### Your instructions
Reproduce each line of the entries below word for word, leaving out the pictures.

/---

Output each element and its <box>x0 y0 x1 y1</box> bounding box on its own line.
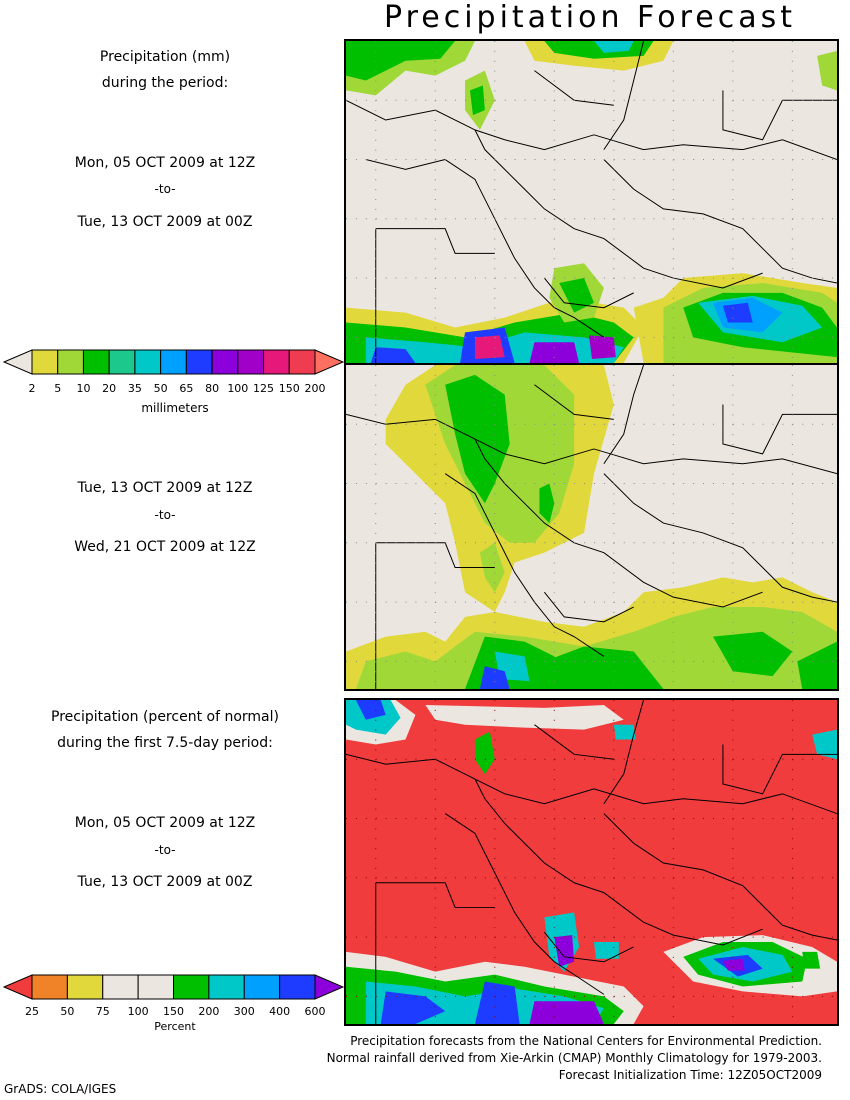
colorbar-mm-swatch <box>2 349 33 375</box>
colorbar-percent-swatch <box>137 974 174 1000</box>
colorbar-mm-tick-label: 65 <box>179 382 193 395</box>
precip-shading <box>346 41 837 363</box>
section2-to: -to- <box>154 508 176 522</box>
colorbar-percent: 25 50 75 100 150 200 300 400 600 Percent <box>0 973 345 1035</box>
colorbar-mm-swatch <box>263 349 290 375</box>
percent-shading <box>346 700 837 1024</box>
map-panel-week2-precip <box>344 363 839 691</box>
colorbar-percent-swatch <box>31 974 68 1000</box>
colorbar-mm-tick-label: 150 <box>279 382 300 395</box>
colorbar-mm-swatch <box>314 349 345 375</box>
section1-heading-line1: Precipitation (mm) <box>99 49 231 65</box>
colorbar-percent-tick-label: 200 <box>198 1005 219 1018</box>
colorbar-mm-tick-label: 5 <box>54 382 61 395</box>
section1-end-date: Tue, 13 OCT 2009 at 00Z <box>77 214 253 230</box>
footer-line1: Precipitation forecasts from the Nationa… <box>350 1034 822 1048</box>
section3-to: -to- <box>154 843 176 857</box>
colorbar-percent-tick-label: 600 <box>305 1005 326 1018</box>
colorbar-percent-tick-label: 50 <box>60 1005 74 1018</box>
colorbar-mm-tick-label: 2 <box>29 382 36 395</box>
section3-end-date: Tue, 13 OCT 2009 at 00Z <box>77 874 253 890</box>
colorbar-mm-swatch <box>82 349 110 375</box>
colorbar-mm-swatch <box>160 349 187 375</box>
colorbar-mm-swatch <box>108 349 136 375</box>
colorbar-mm-tick-label: 20 <box>102 382 116 395</box>
colorbar-percent-swatch <box>173 974 210 1000</box>
colorbar-mm-swatch <box>185 349 213 375</box>
colorbar-mm-tick-label: 80 <box>205 382 219 395</box>
colorbar-mm-swatch <box>288 349 316 375</box>
colorbar-mm-tick-label: 100 <box>227 382 248 395</box>
colorbar-percent-tick-label: 300 <box>234 1005 255 1018</box>
footer-line2: Normal rainfall derived from Xie-Arkin (… <box>326 1051 822 1065</box>
colorbar-percent-tick-label: 75 <box>96 1005 110 1018</box>
section3-start-date: Mon, 05 OCT 2009 at 12Z <box>74 815 256 831</box>
colorbar-percent-unit: Percent <box>154 1020 196 1033</box>
map-panel-percent-normal <box>344 698 839 1026</box>
colorbar-mm-unit: millimeters <box>141 401 208 415</box>
coastlines <box>346 365 837 689</box>
grads-credit: GrADS: COLA/IGES <box>4 1082 117 1096</box>
section1-to: -to- <box>154 182 176 196</box>
colorbar-percent-swatch <box>314 974 345 1000</box>
colorbar-mm-swatch <box>211 349 239 375</box>
colorbar-mm-tick-label: 10 <box>76 382 90 395</box>
section1-heading-line2: during the period: <box>101 75 229 91</box>
colorbar-percent-swatch <box>66 974 104 1000</box>
section1-start-date: Mon, 05 OCT 2009 at 12Z <box>74 155 256 171</box>
colorbar-percent-tick-label: 100 <box>128 1005 149 1018</box>
colorbar-percent-tick-label: 150 <box>163 1005 184 1018</box>
colorbar-percent-swatch <box>2 974 33 1000</box>
colorbar-mm-tick-label: 125 <box>253 382 274 395</box>
colorbar-mm-swatch <box>57 349 84 375</box>
section3-heading-line1: Precipitation (percent of normal) <box>51 709 279 725</box>
coastlines <box>346 700 837 1024</box>
colorbar-mm-swatch <box>134 349 162 375</box>
colorbar-percent-swatch <box>208 974 245 1000</box>
colorbar-percent-tick-label: 400 <box>269 1005 290 1018</box>
colorbar-percent-swatch <box>279 974 316 1000</box>
colorbar-mm-tick-label: 200 <box>305 382 326 395</box>
colorbar-percent-swatch <box>243 974 281 1000</box>
colorbar-mm-tick-label: 50 <box>154 382 168 395</box>
footer-credits: Precipitation forecasts from the Nationa… <box>327 1033 822 1084</box>
colorbar-percent-swatch <box>102 974 139 1000</box>
precip-shading <box>346 365 837 689</box>
chart-title: Precipitation Forecast <box>384 0 796 35</box>
section3-heading-line2: during the first 7.5-day period: <box>57 735 273 751</box>
colorbar-mm-swatch <box>31 349 59 375</box>
colorbar-mm-tick-label: 35 <box>128 382 142 395</box>
section2-start-date: Tue, 13 OCT 2009 at 12Z <box>77 480 253 496</box>
colorbar-mm: 2 5 10 20 35 50 65 80 100 125 150 200 millimeters <box>0 348 345 418</box>
section2-end-date: Wed, 21 OCT 2009 at 12Z <box>74 539 256 555</box>
footer-line3: Forecast Initialization Time: 12Z05OCT20… <box>558 1068 822 1082</box>
colorbar-percent-tick-label: 25 <box>25 1005 39 1018</box>
colorbar-mm-swatch <box>237 349 265 375</box>
map-panel-week1-precip <box>344 39 839 365</box>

\---

### Solution to the exercise
Output each element and its <box>x0 y0 x1 y1</box> bounding box on its own line.
colorbar-mm-swatch <box>2 349 33 375</box>
colorbar-percent-swatch <box>137 974 174 1000</box>
colorbar-mm-tick-label: 65 <box>179 382 193 395</box>
precip-shading <box>346 41 837 363</box>
section2-to: -to- <box>154 508 176 522</box>
colorbar-percent: 25 50 75 100 150 200 300 400 600 Percent <box>0 973 345 1035</box>
colorbar-mm-swatch <box>263 349 290 375</box>
percent-shading <box>346 700 837 1024</box>
map-panel-week2-precip <box>344 363 839 691</box>
colorbar-percent-swatch <box>31 974 68 1000</box>
colorbar-mm-tick-label: 150 <box>279 382 300 395</box>
colorbar-mm-swatch <box>314 349 345 375</box>
section1-heading-line1: Precipitation (mm) <box>99 49 231 65</box>
colorbar-percent-tick-label: 200 <box>198 1005 219 1018</box>
colorbar-mm-tick-label: 5 <box>54 382 61 395</box>
section1-end-date: Tue, 13 OCT 2009 at 00Z <box>77 214 253 230</box>
footer-line1: Precipitation forecasts from the Nationa… <box>350 1034 822 1048</box>
section3-to: -to- <box>154 843 176 857</box>
colorbar-percent-tick-label: 600 <box>305 1005 326 1018</box>
colorbar-percent-tick-label: 50 <box>60 1005 74 1018</box>
colorbar-mm-tick-label: 2 <box>29 382 36 395</box>
section3-end-date: Tue, 13 OCT 2009 at 00Z <box>77 874 253 890</box>
colorbar-mm-swatch <box>82 349 110 375</box>
colorbar-mm-swatch <box>160 349 187 375</box>
colorbar-mm-swatch <box>108 349 136 375</box>
colorbar-mm-tick-label: 20 <box>102 382 116 395</box>
colorbar-percent-swatch <box>173 974 210 1000</box>
colorbar-mm-swatch <box>185 349 213 375</box>
colorbar-mm-tick-label: 80 <box>205 382 219 395</box>
colorbar-mm-swatch <box>288 349 316 375</box>
colorbar-mm-tick-label: 100 <box>227 382 248 395</box>
colorbar-percent-tick-label: 300 <box>234 1005 255 1018</box>
footer-line2: Normal rainfall derived from Xie-Arkin (… <box>326 1051 822 1065</box>
colorbar-percent-tick-label: 75 <box>96 1005 110 1018</box>
section3-start-date: Mon, 05 OCT 2009 at 12Z <box>74 815 256 831</box>
colorbar-percent-unit: Percent <box>154 1020 196 1033</box>
map-panel-percent-normal <box>344 698 839 1026</box>
colorbar-mm-unit: millimeters <box>141 401 208 415</box>
coastlines <box>346 365 837 689</box>
grads-credit: GrADS: COLA/IGES <box>4 1082 117 1096</box>
section1-to: -to- <box>154 182 176 196</box>
colorbar-percent-swatch <box>314 974 345 1000</box>
colorbar-mm-swatch <box>211 349 239 375</box>
colorbar-mm-tick-label: 10 <box>76 382 90 395</box>
section1-heading-line2: during the period: <box>101 75 229 91</box>
colorbar-percent-swatch <box>66 974 104 1000</box>
section1-start-date: Mon, 05 OCT 2009 at 12Z <box>74 155 256 171</box>
colorbar-percent-tick-label: 100 <box>128 1005 149 1018</box>
colorbar-percent-tick-label: 150 <box>163 1005 184 1018</box>
colorbar-percent-swatch <box>2 974 33 1000</box>
colorbar-mm-tick-label: 125 <box>253 382 274 395</box>
colorbar-mm-swatch <box>57 349 84 375</box>
section3-heading-line1: Precipitation (percent of normal) <box>51 709 279 725</box>
coastlines <box>346 700 837 1024</box>
colorbar-mm-swatch <box>134 349 162 375</box>
colorbar-percent-swatch <box>208 974 245 1000</box>
colorbar-percent-tick-label: 400 <box>269 1005 290 1018</box>
colorbar-percent-swatch <box>279 974 316 1000</box>
colorbar-mm-tick-label: 200 <box>305 382 326 395</box>
colorbar-percent-swatch <box>243 974 281 1000</box>
colorbar-mm-tick-label: 50 <box>154 382 168 395</box>
footer-credits: Precipitation forecasts from the Nationa… <box>327 1033 822 1084</box>
colorbar-percent-swatch <box>102 974 139 1000</box>
precip-shading <box>346 365 837 689</box>
chart-title: Precipitation Forecast <box>384 0 796 35</box>
section3-heading-line2: during the first 7.5-day period: <box>57 735 273 751</box>
colorbar-mm-swatch <box>31 349 59 375</box>
colorbar-mm-tick-label: 35 <box>128 382 142 395</box>
section2-start-date: Tue, 13 OCT 2009 at 12Z <box>77 480 253 496</box>
colorbar-mm: 2 5 10 20 35 50 65 80 100 125 150 200 millimeters <box>0 348 345 418</box>
section2-end-date: Wed, 21 OCT 2009 at 12Z <box>74 539 256 555</box>
footer-line3: Forecast Initialization Time: 12Z05OCT20… <box>558 1068 822 1082</box>
colorbar-percent-tick-label: 25 <box>25 1005 39 1018</box>
colorbar-mm-swatch <box>237 349 265 375</box>
map-panel-week1-precip <box>344 39 839 365</box>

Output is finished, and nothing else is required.